To be done - Do not include the pictures; repeat the rest of the data exactly.

Data for this task -
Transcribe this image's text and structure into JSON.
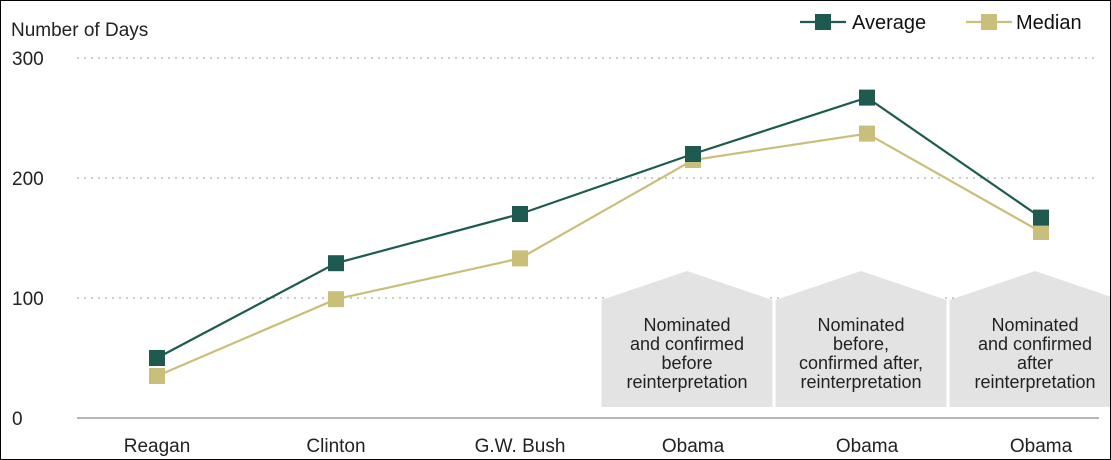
{
  "chart_data": {
    "type": "line",
    "ylabel": "Number of Days",
    "ylim": [
      0,
      300
    ],
    "yticks": [
      0,
      100,
      200,
      300
    ],
    "grid": "horizontal dotted",
    "legend_position": "top-right",
    "categories": [
      "Reagan",
      "Clinton",
      "G.W. Bush",
      "Obama",
      "Obama",
      "Obama"
    ],
    "series": [
      {
        "name": "Average",
        "color": "#1e5a50",
        "marker": "square",
        "values": [
          50,
          129,
          170,
          220,
          267,
          167
        ]
      },
      {
        "name": "Median",
        "color": "#c9bf7a",
        "marker": "square",
        "values": [
          35,
          99,
          133,
          215,
          237,
          155
        ]
      }
    ],
    "annotations": [
      {
        "category_index": 3,
        "lines": [
          "Nominated",
          "and confirmed",
          "before",
          "reinterpretation"
        ]
      },
      {
        "category_index": 4,
        "lines": [
          "Nominated",
          "before,",
          "confirmed after,",
          "reinterpretation"
        ]
      },
      {
        "category_index": 5,
        "lines": [
          "Nominated",
          "and confirmed",
          "after",
          "reinterpretation"
        ]
      }
    ],
    "annotation_color": "#e3e3e3"
  }
}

Expected answer -
Transcribe this image's text and structure into JSON.
{
  "chart_data": {
    "type": "line",
    "ylabel": "Number of Days",
    "ylim": [
      0,
      300
    ],
    "yticks": [
      0,
      100,
      200,
      300
    ],
    "grid": "horizontal dotted",
    "legend_position": "top-right",
    "categories": [
      "Reagan",
      "Clinton",
      "G.W. Bush",
      "Obama",
      "Obama",
      "Obama"
    ],
    "series": [
      {
        "name": "Average",
        "color": "#1e5a50",
        "marker": "square",
        "values": [
          50,
          129,
          170,
          220,
          267,
          167
        ]
      },
      {
        "name": "Median",
        "color": "#c9bf7a",
        "marker": "square",
        "values": [
          35,
          99,
          133,
          215,
          237,
          155
        ]
      }
    ],
    "annotations": [
      {
        "category_index": 3,
        "lines": [
          "Nominated",
          "and confirmed",
          "before",
          "reinterpretation"
        ]
      },
      {
        "category_index": 4,
        "lines": [
          "Nominated",
          "before,",
          "confirmed after,",
          "reinterpretation"
        ]
      },
      {
        "category_index": 5,
        "lines": [
          "Nominated",
          "and confirmed",
          "after",
          "reinterpretation"
        ]
      }
    ],
    "annotation_color": "#e3e3e3"
  }
}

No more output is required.